> Your objective: Return the full listing exactly as it is written.

Dataset items
· · · · · · ·

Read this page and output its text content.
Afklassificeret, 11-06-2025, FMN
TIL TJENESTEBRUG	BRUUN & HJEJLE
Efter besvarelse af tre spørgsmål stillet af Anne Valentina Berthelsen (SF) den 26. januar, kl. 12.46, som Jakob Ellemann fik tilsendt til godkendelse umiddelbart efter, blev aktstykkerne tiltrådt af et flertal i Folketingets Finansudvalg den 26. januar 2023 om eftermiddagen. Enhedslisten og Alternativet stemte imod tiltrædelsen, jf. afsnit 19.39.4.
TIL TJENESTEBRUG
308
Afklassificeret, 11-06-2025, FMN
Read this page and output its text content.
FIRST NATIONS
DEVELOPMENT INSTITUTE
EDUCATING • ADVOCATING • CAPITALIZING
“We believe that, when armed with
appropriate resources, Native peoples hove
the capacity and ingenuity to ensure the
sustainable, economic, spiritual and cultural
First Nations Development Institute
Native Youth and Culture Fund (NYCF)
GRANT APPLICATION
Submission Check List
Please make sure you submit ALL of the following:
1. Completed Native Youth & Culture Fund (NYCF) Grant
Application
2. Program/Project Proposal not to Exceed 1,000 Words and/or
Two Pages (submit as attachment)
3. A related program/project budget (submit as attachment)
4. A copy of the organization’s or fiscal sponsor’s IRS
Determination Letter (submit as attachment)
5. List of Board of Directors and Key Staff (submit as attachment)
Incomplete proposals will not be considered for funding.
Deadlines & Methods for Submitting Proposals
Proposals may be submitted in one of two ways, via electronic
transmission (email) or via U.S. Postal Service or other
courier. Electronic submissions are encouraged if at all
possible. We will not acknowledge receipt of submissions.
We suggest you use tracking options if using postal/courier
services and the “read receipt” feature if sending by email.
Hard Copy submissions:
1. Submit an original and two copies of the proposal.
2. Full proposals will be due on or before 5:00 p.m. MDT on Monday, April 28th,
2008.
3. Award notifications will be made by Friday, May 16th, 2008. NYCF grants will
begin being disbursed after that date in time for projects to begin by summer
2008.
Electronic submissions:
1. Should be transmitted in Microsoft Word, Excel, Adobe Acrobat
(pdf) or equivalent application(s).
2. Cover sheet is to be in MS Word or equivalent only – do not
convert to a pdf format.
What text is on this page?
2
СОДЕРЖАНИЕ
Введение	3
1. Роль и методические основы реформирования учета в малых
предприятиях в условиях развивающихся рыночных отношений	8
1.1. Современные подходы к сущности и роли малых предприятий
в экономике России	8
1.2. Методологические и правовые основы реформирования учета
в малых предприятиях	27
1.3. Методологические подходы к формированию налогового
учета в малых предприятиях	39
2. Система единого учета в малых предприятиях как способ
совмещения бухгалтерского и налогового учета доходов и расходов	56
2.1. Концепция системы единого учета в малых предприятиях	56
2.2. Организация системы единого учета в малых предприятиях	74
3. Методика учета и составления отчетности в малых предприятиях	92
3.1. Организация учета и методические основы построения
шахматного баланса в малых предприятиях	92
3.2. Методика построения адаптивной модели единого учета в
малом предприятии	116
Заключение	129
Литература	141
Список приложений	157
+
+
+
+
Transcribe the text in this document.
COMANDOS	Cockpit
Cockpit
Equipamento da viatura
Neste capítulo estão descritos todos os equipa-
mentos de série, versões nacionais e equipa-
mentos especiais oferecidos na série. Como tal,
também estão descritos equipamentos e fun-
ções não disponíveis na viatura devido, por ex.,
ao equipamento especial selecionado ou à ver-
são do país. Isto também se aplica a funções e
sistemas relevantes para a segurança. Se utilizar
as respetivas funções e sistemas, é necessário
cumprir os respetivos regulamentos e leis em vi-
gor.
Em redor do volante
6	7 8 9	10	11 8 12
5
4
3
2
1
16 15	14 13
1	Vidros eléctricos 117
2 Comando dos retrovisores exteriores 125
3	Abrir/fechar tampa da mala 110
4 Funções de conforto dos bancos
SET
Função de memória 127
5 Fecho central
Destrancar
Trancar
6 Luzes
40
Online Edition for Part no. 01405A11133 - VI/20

· · · · · · ·

> Answer below:
Read this page and output its text content.
Afklassificeret, 11-06-2025, FMN
TIL TJENESTEBRUG	BRUUN & HJEJLE
Efter besvarelse af tre spørgsmål stillet af Anne Valentina Berthelsen (SF) den 26. januar, kl. 12.46, som Jakob Ellemann fik tilsendt til godkendelse umiddelbart efter, blev aktstykkerne tiltrådt af et flertal i Folketingets Finansudvalg den 26. januar 2023 om eftermiddagen. Enhedslisten og Alternativet stemte imod tiltrædelsen, jf. afsnit 19.39.4.
TIL TJENESTEBRUG
308
Afklassificeret, 11-06-2025, FMN
Read this page and output its text content.
FIRST NATIONS
DEVELOPMENT INSTITUTE
EDUCATING • ADVOCATING • CAPITALIZING
“We believe that, when armed with
appropriate resources, Native peoples hove
the capacity and ingenuity to ensure the
sustainable, economic, spiritual and cultural
First Nations Development Institute
Native Youth and Culture Fund (NYCF)
GRANT APPLICATION
Submission Check List
Please make sure you submit ALL of the following:
1. Completed Native Youth & Culture Fund (NYCF) Grant
Application
2. Program/Project Proposal not to Exceed 1,000 Words and/or
Two Pages (submit as attachment)
3. A related program/project budget (submit as attachment)
4. A copy of the organization’s or fiscal sponsor’s IRS
Determination Letter (submit as attachment)
5. List of Board of Directors and Key Staff (submit as attachment)
Incomplete proposals will not be considered for funding.
Deadlines & Methods for Submitting Proposals
Proposals may be submitted in one of two ways, via electronic
transmission (email) or via U.S. Postal Service or other
courier. Electronic submissions are encouraged if at all
possible. We will not acknowledge receipt of submissions.
We suggest you use tracking options if using postal/courier
services and the “read receipt” feature if sending by email.
Hard Copy submissions:
1. Submit an original and two copies of the proposal.
2. Full proposals will be due on or before 5:00 p.m. MDT on Monday, April 28th,
2008.
3. Award notifications will be made by Friday, May 16th, 2008. NYCF grants will
begin being disbursed after that date in time for projects to begin by summer
2008.
Electronic submissions:
1. Should be transmitted in Microsoft Word, Excel, Adobe Acrobat
(pdf) or equivalent application(s).
2. Cover sheet is to be in MS Word or equivalent only – do not
convert to a pdf format.
What text is on this page?
2
СОДЕРЖАНИЕ
Введение	3
1. Роль и методические основы реформирования учета в малых
предприятиях в условиях развивающихся рыночных отношений	8
1.1. Современные подходы к сущности и роли малых предприятий
в экономике России	8
1.2. Методологические и правовые основы реформирования учета
в малых предприятиях	27
1.3. Методологические подходы к формированию налогового
учета в малых предприятиях	39
2. Система единого учета в малых предприятиях как способ
совмещения бухгалтерского и налогового учета доходов и расходов	56
2.1. Концепция системы единого учета в малых предприятиях	56
2.2. Организация системы единого учета в малых предприятиях	74
3. Методика учета и составления отчетности в малых предприятиях	92
3.1. Организация учета и методические основы построения
шахматного баланса в малых предприятиях	92
3.2. Методика построения адаптивной модели единого учета в
малом предприятии	116
Заключение	129
Литература	141
Список приложений	157
+
+
+
+
Transcribe the text in this document.
COMANDOS	Cockpit
Cockpit
Equipamento da viatura
Neste capítulo estão descritos todos os equipa-
mentos de série, versões nacionais e equipa-
mentos especiais oferecidos na série. Como tal,
também estão descritos equipamentos e fun-
ções não disponíveis na viatura devido, por ex.,
ao equipamento especial selecionado ou à ver-
são do país. Isto também se aplica a funções e
sistemas relevantes para a segurança. Se utilizar
as respetivas funções e sistemas, é necessário
cumprir os respetivos regulamentos e leis em vi-
gor.
Em redor do volante
6	7 8 9	10	11 8 12
5
4
3
2
1
16 15	14 13
1	Vidros eléctricos 117
2 Comando dos retrovisores exteriores 125
3	Abrir/fechar tampa da mala 110
4 Funções de conforto dos bancos
SET
Função de memória 127
5 Fecho central
Destrancar
Trancar
6 Luzes
40
Online Edition for Part no. 01405A11133 - VI/20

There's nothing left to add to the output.